[START]
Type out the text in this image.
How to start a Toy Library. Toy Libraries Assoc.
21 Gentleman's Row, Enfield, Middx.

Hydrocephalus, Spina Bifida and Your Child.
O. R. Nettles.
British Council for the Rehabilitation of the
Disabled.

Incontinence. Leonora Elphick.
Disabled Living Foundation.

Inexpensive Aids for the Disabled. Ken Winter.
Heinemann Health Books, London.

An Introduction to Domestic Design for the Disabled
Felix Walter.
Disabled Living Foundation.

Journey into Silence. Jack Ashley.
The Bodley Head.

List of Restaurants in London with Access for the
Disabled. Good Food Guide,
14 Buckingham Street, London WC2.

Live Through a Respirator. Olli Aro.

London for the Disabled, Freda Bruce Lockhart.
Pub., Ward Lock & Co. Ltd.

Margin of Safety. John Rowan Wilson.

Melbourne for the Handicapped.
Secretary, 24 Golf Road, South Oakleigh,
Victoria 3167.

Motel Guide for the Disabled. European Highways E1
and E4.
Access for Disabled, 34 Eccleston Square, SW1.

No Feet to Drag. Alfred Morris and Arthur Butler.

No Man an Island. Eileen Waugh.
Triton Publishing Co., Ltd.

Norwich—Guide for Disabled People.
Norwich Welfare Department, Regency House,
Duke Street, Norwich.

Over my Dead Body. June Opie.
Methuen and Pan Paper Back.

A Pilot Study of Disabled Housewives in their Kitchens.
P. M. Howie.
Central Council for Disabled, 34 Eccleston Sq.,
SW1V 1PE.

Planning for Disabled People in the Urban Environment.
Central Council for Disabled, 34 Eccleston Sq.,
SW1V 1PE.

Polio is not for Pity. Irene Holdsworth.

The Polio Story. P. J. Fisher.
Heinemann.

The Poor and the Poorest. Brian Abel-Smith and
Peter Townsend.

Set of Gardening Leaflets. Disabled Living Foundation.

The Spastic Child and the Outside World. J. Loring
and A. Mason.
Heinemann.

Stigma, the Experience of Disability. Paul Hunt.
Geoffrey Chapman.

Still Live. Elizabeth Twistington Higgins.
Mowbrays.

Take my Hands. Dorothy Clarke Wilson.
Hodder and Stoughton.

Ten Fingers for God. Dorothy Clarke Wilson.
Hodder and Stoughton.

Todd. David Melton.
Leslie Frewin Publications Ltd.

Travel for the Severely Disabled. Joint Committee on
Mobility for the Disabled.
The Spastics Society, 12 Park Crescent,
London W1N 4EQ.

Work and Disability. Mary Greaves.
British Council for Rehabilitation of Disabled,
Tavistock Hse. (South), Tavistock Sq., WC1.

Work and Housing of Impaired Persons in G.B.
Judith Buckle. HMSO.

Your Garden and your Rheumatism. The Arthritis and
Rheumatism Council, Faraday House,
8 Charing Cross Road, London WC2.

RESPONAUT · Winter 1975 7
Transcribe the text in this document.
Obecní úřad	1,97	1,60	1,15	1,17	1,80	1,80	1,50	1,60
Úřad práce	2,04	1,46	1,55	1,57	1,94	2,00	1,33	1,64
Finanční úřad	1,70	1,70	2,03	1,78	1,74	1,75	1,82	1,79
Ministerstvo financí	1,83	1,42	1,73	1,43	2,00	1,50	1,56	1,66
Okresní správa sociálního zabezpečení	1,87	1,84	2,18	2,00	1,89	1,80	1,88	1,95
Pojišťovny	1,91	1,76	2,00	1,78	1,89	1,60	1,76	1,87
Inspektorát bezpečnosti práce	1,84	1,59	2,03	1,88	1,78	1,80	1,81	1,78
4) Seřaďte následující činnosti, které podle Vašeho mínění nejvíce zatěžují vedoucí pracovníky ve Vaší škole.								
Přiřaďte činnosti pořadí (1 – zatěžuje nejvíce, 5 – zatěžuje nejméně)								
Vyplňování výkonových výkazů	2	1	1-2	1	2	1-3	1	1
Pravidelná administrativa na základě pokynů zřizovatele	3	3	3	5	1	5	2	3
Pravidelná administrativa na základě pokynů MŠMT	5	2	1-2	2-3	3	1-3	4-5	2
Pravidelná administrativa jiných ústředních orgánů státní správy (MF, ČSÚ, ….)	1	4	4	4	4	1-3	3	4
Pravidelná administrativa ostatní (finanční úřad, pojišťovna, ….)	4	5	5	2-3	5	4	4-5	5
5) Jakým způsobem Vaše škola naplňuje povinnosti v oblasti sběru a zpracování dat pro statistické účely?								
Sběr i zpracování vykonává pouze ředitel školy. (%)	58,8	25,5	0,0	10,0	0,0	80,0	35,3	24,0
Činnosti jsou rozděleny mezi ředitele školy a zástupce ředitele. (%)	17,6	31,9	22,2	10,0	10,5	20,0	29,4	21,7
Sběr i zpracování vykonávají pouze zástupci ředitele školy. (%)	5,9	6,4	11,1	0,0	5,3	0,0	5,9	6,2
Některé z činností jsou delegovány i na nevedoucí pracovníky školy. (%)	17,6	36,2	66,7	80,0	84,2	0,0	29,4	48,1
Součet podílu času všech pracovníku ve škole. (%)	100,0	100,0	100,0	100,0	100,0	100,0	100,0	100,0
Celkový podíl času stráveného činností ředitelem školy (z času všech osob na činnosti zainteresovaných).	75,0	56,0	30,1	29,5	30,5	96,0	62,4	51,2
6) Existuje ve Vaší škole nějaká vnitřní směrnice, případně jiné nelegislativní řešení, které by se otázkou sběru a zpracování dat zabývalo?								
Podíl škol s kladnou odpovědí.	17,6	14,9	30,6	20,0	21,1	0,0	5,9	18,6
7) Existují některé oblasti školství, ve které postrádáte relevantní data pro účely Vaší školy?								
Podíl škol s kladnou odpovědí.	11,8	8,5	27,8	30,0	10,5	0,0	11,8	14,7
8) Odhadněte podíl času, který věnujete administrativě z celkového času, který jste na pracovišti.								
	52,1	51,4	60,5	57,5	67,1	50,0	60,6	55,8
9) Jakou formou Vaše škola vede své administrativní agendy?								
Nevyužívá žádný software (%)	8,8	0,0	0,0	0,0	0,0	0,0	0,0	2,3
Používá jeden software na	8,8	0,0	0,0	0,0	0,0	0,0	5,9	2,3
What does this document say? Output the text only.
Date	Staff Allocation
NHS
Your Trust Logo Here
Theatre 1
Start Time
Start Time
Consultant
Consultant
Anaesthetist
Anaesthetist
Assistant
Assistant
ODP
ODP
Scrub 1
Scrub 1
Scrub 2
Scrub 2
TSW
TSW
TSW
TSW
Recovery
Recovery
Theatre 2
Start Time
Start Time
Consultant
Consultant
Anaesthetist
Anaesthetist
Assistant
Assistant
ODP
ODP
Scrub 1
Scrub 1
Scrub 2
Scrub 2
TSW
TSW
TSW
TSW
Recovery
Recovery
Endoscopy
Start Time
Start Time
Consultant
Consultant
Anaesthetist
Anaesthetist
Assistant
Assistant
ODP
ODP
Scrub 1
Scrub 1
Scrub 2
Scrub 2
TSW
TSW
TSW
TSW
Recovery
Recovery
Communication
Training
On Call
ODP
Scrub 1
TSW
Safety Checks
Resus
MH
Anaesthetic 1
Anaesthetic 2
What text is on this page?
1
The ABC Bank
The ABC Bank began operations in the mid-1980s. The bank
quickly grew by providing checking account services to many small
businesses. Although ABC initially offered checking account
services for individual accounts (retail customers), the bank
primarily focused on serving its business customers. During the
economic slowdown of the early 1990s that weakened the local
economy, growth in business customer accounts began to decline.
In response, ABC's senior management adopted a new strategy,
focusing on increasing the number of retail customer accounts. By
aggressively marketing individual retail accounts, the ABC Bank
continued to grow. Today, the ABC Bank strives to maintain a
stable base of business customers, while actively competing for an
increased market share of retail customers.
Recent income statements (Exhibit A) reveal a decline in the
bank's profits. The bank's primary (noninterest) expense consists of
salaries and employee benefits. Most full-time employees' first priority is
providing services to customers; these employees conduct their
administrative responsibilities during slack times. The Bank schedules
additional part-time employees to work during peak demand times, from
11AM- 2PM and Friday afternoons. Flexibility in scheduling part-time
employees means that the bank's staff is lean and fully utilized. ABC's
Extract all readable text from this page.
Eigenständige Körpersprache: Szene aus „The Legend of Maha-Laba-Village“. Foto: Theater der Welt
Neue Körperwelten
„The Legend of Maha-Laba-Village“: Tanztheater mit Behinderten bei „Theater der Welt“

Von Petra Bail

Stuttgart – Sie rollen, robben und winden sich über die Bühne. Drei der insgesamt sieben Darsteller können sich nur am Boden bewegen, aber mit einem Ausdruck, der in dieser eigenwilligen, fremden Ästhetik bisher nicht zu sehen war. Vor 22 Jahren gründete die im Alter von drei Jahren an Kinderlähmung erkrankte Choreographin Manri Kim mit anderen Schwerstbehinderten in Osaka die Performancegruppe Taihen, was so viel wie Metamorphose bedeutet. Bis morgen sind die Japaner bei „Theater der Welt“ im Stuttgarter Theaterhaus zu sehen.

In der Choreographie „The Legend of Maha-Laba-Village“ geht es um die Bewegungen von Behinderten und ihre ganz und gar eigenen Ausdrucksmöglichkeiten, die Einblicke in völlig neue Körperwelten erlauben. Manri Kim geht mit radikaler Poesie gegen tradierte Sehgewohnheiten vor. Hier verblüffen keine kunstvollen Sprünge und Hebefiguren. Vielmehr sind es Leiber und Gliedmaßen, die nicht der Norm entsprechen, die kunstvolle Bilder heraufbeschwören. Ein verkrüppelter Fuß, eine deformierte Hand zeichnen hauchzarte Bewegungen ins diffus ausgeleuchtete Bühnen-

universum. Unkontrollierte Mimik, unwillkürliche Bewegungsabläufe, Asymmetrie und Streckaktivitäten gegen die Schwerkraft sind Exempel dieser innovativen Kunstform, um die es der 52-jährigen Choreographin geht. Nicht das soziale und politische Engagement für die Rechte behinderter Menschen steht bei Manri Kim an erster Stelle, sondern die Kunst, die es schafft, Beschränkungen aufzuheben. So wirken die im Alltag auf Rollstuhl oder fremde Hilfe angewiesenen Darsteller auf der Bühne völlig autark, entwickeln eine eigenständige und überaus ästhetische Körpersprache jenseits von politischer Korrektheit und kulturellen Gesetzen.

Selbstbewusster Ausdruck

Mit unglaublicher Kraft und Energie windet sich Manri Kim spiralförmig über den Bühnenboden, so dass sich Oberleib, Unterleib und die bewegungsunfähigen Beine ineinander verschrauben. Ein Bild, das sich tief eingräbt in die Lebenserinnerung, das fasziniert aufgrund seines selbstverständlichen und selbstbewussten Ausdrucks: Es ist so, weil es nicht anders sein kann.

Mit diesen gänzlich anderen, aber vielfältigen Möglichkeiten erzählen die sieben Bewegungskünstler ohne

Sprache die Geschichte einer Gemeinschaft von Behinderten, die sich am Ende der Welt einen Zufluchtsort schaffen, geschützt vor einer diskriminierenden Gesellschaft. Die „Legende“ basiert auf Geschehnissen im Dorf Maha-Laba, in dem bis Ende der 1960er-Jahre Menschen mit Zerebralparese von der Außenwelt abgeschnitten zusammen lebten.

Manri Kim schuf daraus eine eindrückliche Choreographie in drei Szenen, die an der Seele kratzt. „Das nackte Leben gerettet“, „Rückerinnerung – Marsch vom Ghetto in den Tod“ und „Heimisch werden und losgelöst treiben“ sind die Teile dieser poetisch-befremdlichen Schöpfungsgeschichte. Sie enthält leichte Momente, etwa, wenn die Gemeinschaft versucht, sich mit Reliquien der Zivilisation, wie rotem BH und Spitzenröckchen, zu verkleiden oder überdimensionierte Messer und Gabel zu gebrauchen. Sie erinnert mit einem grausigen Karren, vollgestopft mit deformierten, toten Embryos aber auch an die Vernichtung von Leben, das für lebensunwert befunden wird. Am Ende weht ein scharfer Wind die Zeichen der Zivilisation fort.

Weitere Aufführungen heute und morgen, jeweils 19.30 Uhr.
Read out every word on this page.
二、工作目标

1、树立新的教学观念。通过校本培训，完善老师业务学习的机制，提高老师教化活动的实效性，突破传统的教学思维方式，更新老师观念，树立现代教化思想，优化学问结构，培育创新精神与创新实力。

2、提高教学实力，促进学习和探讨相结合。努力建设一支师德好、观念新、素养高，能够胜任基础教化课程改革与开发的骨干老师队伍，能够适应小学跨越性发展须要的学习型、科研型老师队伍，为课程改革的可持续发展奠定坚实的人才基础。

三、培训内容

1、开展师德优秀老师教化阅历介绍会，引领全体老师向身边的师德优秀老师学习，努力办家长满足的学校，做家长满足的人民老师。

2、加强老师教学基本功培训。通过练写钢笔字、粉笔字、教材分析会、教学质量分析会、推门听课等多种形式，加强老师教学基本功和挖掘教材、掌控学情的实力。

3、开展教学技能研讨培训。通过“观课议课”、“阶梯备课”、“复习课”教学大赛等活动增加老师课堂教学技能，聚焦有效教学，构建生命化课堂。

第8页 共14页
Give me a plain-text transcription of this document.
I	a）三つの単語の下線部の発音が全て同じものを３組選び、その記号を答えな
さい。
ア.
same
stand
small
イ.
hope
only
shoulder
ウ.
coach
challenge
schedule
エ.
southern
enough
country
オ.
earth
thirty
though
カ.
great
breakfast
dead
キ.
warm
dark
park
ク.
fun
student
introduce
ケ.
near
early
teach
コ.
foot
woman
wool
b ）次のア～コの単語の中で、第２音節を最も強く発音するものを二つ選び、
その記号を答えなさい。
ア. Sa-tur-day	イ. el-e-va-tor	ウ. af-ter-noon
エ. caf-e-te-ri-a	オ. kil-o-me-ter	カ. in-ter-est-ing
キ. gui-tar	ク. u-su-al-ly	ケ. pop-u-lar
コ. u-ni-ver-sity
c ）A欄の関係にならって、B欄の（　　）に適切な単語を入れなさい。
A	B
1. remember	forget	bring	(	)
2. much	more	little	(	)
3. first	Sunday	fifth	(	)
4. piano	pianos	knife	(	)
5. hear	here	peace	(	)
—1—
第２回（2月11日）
[END]
# OBJECTIVE:
Filter the listing above by the word "administrativa"; copy each line that passes.

# SOLUTION BELOW:
Pravidelná administrativa na základě pokynů zřizovatele	3	3	3	5	1	5	2	3
Pravidelná administrativa na základě pokynů MŠMT	5	2	1-2	2-3	3	1-3	4-5	2
Pravidelná administrativa jiných ústředních orgánů státní správy (MF, ČSÚ, ….)	1	4	4	4	4	1-3	3	4
Pravidelná administrativa ostatní (finanční úřad, pojišťovna, ….)	4	5	5	2-3	5	4	4-5	5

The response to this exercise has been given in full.